-- Records contained in a dataset --
# # #
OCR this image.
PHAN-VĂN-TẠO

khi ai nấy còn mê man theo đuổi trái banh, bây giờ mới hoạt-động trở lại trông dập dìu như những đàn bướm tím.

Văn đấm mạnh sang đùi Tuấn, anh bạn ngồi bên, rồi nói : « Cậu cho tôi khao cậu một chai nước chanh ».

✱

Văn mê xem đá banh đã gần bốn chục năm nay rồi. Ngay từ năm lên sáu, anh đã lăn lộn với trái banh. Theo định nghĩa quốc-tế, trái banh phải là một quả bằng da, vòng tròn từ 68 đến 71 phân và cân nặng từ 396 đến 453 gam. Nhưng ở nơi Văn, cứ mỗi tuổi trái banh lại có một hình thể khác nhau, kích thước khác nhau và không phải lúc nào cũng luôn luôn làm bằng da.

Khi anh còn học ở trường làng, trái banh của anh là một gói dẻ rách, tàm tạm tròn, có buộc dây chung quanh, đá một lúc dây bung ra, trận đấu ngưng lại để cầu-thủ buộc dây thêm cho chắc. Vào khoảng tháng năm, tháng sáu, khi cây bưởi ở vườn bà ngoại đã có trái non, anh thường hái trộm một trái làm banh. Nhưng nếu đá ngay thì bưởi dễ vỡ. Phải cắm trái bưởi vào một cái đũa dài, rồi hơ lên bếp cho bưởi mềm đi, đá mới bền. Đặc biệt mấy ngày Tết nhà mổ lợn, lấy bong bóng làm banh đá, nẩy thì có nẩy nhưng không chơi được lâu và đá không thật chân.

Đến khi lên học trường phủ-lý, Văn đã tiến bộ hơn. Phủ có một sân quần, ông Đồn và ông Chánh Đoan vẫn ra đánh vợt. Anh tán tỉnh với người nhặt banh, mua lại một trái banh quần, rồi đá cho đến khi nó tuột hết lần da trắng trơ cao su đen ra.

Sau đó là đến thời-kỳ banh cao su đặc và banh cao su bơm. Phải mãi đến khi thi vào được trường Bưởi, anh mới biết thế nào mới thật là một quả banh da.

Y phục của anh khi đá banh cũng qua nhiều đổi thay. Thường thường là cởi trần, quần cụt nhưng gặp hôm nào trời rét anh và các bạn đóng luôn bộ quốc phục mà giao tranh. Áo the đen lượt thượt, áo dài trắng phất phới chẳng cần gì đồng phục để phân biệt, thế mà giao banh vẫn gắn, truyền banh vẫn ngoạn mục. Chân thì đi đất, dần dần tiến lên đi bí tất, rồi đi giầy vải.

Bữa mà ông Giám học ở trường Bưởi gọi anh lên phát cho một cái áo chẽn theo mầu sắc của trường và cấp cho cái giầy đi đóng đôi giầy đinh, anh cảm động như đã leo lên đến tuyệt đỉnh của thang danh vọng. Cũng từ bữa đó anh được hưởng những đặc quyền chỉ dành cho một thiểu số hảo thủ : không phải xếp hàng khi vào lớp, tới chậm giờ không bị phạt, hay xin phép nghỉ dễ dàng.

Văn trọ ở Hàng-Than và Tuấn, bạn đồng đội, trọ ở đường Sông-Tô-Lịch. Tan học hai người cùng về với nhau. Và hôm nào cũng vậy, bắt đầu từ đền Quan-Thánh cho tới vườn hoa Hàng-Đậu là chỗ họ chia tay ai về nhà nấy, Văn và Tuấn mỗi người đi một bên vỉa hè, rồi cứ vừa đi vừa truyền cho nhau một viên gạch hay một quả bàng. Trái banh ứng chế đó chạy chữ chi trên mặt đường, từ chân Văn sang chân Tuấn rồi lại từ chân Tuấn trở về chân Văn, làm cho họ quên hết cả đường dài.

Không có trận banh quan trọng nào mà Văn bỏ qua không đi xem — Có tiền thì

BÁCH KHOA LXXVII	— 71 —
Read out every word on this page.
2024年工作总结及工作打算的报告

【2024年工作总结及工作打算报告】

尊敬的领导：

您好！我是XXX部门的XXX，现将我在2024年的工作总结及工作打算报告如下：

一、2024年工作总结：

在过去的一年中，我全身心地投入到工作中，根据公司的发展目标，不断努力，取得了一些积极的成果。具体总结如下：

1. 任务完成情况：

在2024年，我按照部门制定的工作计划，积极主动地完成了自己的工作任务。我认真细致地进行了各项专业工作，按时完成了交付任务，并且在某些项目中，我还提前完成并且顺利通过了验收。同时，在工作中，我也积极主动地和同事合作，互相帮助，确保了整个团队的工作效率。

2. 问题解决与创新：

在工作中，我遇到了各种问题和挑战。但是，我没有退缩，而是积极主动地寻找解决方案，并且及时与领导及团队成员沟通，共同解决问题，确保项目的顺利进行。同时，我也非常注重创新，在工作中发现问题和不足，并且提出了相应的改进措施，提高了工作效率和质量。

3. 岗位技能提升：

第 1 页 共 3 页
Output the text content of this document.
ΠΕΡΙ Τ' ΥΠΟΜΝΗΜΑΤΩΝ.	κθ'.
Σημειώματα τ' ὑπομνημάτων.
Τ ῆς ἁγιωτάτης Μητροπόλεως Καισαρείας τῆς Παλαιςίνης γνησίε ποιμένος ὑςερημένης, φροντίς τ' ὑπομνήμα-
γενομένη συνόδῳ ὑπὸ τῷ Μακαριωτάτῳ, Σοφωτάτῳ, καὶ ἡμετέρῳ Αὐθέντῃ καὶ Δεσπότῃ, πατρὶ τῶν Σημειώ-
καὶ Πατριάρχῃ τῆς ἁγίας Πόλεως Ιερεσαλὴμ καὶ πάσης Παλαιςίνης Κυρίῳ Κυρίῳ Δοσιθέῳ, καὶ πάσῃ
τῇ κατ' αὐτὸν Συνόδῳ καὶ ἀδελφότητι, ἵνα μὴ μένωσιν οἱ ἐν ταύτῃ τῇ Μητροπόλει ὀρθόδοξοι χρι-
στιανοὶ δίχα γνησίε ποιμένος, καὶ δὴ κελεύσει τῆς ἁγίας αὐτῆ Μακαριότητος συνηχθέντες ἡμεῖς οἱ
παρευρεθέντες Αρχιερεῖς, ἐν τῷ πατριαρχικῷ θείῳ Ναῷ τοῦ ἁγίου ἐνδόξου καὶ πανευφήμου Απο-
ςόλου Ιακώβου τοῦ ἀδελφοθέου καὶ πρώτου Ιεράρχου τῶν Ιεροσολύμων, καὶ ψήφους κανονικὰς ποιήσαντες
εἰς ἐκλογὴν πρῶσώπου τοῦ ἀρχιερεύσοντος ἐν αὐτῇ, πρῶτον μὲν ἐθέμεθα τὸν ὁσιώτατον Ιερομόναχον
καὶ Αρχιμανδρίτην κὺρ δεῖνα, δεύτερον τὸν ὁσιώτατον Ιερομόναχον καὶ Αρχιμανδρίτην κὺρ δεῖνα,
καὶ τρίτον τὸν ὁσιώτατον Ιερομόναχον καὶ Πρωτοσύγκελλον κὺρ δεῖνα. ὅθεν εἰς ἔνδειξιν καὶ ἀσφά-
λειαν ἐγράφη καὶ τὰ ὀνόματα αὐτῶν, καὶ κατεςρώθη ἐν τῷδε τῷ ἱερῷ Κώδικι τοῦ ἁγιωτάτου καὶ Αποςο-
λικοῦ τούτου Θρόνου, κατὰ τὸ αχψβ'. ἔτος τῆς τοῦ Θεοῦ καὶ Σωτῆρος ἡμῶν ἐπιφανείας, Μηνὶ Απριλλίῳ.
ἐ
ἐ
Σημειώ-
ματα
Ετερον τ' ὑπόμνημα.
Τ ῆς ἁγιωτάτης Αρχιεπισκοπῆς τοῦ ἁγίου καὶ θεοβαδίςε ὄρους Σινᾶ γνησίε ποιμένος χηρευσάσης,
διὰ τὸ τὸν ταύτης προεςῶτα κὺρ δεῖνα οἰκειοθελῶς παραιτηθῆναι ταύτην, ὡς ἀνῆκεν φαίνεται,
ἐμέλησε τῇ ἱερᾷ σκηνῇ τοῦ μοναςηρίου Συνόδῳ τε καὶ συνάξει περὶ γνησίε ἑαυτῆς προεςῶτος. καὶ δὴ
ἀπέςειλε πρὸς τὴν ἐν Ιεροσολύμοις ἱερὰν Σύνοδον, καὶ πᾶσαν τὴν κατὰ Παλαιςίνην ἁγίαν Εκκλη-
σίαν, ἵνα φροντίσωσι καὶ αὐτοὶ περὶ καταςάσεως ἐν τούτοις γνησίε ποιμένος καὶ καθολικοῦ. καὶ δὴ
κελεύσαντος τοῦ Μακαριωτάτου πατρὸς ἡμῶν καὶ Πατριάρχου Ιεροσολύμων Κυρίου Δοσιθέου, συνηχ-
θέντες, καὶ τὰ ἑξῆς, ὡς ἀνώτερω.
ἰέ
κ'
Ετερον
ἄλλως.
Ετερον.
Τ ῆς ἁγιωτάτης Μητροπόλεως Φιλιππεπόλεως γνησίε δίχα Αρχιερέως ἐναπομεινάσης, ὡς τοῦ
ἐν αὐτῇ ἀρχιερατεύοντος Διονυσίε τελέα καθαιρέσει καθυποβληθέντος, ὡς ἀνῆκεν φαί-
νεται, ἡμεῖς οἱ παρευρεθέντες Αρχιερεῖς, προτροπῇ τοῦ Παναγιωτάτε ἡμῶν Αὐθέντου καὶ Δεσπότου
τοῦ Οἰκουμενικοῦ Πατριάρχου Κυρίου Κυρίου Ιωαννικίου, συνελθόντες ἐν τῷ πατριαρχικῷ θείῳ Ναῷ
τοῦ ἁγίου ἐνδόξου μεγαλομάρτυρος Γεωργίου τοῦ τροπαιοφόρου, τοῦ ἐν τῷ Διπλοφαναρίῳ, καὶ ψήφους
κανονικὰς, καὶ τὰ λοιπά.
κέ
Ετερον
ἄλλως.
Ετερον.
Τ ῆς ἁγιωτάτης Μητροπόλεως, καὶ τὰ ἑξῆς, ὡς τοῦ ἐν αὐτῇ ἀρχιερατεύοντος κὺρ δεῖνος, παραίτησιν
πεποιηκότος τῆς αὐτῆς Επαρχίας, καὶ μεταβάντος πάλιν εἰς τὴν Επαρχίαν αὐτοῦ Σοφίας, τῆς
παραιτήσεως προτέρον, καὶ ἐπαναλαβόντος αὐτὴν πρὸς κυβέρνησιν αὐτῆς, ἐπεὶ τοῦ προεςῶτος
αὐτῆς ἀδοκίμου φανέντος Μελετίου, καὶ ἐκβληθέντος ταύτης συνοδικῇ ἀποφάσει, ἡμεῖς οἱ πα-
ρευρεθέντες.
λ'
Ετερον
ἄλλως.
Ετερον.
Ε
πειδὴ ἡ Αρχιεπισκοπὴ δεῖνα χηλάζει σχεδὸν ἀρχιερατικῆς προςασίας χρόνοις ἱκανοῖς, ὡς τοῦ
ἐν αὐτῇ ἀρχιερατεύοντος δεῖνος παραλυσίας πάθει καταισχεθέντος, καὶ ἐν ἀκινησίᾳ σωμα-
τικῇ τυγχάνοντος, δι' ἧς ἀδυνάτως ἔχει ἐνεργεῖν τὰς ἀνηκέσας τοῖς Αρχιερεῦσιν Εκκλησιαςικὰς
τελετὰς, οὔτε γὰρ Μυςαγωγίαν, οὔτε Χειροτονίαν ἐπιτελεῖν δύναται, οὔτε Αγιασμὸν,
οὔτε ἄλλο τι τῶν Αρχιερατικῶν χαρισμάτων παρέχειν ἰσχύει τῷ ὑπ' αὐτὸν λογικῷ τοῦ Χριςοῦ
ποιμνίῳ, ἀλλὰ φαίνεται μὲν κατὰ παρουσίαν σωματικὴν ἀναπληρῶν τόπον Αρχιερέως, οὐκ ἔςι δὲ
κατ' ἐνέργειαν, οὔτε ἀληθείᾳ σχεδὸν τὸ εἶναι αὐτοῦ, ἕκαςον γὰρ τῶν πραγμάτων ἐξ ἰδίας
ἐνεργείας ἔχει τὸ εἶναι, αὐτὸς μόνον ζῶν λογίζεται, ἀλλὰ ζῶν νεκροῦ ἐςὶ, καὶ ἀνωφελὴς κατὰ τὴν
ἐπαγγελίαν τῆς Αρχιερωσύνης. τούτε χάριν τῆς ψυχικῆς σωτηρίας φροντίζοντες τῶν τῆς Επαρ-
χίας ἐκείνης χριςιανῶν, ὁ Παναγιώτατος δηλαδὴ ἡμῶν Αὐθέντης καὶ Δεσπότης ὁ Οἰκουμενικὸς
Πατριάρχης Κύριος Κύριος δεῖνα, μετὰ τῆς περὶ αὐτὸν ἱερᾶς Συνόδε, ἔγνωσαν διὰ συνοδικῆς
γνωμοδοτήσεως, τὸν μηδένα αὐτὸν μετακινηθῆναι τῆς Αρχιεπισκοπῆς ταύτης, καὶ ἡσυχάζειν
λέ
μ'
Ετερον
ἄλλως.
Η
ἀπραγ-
# # #
-- WHAT TO PRODUCE --
Review the material and copy each line in which the word "Αρχιεπισκοπῆς" appears.

-- THE OUTPUT --
Τ ῆς ἁγιωτάτης Αρχιεπισκοπῆς τοῦ ἁγίου καὶ θεοβαδίςε ὄρους Σινᾶ γνησίε ποιμένος χηρευσάσης,
γνωμοδοτήσεως, τὸν μηδένα αὐτὸν μετακινηθῆναι τῆς Αρχιεπισκοπῆς ταύτης, καὶ ἡσυχάζειν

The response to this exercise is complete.